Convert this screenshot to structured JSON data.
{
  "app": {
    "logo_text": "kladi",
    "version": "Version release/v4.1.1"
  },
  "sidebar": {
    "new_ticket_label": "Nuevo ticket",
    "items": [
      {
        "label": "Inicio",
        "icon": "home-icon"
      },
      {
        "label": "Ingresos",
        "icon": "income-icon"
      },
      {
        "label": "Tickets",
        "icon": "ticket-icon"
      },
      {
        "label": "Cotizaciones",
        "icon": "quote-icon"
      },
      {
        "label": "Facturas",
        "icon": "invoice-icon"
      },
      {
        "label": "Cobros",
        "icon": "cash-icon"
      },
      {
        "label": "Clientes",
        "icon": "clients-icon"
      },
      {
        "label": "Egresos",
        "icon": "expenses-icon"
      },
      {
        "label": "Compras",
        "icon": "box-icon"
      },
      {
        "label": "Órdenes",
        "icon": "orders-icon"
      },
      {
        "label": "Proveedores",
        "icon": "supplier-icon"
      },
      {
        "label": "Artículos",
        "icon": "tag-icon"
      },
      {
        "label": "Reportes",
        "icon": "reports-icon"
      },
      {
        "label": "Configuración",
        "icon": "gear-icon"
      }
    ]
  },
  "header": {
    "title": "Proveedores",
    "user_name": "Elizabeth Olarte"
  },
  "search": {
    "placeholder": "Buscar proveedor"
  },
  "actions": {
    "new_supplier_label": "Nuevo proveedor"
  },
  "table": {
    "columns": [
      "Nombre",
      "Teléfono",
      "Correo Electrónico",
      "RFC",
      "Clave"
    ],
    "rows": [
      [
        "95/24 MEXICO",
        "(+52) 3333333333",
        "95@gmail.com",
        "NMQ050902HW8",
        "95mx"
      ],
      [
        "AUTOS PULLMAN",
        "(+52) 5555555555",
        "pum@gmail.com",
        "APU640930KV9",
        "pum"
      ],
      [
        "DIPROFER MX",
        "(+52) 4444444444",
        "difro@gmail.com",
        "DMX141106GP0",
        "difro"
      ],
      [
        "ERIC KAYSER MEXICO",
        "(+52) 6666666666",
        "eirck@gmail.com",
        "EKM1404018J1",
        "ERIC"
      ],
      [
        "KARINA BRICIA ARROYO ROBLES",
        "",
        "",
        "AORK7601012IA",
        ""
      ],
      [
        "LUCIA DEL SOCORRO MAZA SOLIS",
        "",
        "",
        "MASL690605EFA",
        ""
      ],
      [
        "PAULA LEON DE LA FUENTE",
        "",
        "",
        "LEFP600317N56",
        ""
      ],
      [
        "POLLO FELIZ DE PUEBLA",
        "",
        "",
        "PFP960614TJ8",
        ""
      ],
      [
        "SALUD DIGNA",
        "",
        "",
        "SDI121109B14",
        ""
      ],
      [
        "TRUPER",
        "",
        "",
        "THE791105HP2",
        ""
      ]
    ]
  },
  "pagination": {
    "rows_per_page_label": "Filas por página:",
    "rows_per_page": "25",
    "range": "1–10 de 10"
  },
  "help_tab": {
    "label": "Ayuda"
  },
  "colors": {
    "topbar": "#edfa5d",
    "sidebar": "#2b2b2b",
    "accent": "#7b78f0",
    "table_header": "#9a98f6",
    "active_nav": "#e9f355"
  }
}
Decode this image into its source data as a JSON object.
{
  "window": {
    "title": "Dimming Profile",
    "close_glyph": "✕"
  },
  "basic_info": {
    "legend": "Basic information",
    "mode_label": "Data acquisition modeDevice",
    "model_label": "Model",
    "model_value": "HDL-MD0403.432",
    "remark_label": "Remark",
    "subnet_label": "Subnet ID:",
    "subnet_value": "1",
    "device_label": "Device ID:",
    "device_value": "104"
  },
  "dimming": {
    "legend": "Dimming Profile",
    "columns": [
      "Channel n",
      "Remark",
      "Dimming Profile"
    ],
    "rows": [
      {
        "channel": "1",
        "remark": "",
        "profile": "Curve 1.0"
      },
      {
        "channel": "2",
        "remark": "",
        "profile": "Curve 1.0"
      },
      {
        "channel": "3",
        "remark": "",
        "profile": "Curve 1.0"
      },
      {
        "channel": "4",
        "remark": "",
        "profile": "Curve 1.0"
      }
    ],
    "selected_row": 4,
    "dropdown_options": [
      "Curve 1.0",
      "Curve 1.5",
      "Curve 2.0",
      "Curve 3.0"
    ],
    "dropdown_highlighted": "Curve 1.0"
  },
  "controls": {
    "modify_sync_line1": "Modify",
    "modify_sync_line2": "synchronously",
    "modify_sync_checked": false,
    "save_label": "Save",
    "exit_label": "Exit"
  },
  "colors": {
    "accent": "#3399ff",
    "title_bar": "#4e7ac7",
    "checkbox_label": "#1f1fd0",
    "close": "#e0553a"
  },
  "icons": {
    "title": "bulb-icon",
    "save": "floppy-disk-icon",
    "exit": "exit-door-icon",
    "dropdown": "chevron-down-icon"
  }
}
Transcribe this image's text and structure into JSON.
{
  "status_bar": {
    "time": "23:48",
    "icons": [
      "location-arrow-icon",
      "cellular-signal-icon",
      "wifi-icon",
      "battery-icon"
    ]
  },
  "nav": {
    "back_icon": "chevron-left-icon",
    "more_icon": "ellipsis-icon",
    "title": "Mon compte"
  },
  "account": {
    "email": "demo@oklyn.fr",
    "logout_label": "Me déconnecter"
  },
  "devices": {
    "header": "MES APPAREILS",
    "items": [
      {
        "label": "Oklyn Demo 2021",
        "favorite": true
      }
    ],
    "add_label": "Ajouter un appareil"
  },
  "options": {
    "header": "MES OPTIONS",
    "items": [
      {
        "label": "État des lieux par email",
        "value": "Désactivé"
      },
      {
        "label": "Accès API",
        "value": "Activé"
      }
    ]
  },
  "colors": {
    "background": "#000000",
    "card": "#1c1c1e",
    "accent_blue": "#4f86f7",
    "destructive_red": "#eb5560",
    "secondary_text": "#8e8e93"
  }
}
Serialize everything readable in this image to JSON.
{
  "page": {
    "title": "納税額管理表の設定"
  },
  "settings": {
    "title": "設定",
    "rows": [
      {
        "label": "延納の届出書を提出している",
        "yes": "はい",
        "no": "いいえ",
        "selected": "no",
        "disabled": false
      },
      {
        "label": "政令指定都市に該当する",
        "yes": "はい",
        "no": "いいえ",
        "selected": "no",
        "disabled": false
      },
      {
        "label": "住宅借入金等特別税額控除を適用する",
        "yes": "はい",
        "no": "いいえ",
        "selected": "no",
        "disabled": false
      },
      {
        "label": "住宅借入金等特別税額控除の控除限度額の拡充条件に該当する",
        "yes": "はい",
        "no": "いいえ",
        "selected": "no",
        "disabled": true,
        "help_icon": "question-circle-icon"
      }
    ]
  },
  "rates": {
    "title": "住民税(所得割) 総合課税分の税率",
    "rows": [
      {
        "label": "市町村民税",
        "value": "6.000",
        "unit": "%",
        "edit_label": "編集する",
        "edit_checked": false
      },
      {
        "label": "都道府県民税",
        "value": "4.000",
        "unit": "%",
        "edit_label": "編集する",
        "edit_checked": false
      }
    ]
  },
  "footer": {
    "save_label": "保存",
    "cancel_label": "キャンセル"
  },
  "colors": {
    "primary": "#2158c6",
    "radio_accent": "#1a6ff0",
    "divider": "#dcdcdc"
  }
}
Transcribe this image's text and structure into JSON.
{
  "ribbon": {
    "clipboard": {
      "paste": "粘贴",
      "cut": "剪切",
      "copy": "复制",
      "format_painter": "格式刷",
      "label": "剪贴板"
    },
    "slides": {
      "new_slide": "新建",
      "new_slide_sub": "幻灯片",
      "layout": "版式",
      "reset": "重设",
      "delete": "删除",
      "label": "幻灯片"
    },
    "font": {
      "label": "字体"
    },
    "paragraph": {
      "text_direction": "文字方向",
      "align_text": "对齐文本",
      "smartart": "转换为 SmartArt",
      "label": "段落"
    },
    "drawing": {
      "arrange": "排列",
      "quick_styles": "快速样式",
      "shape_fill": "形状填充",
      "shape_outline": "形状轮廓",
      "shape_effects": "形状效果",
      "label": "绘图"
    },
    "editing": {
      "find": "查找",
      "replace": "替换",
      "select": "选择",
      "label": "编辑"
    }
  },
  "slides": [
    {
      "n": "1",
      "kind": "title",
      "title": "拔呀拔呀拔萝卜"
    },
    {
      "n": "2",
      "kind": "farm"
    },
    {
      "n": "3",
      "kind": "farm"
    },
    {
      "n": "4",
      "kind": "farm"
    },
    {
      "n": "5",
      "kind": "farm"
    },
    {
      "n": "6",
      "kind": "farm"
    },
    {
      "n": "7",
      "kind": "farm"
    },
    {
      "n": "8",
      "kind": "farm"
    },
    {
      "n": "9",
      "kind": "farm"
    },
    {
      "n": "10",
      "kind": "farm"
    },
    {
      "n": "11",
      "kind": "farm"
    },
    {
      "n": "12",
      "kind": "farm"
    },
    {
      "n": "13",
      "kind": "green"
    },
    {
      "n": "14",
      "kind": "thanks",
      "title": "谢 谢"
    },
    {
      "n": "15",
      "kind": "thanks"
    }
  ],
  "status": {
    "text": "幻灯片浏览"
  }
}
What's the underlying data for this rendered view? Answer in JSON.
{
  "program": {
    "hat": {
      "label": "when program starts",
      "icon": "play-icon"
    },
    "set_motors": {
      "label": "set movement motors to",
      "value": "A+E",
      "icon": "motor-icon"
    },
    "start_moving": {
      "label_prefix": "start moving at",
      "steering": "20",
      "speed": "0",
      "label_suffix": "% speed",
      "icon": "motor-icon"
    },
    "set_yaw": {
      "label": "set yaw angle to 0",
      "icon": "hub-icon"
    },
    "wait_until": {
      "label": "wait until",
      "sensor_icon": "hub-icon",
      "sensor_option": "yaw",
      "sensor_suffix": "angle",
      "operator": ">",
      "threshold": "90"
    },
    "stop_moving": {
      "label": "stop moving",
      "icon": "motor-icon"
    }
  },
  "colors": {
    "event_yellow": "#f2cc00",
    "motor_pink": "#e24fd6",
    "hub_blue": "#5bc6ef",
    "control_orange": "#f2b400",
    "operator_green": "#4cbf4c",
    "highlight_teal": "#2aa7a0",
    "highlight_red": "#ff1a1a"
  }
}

________

# [YOUR GOAL]
Tell how many lines of the data above hold the string "image". Give only the number.

# [SOLUTION]
4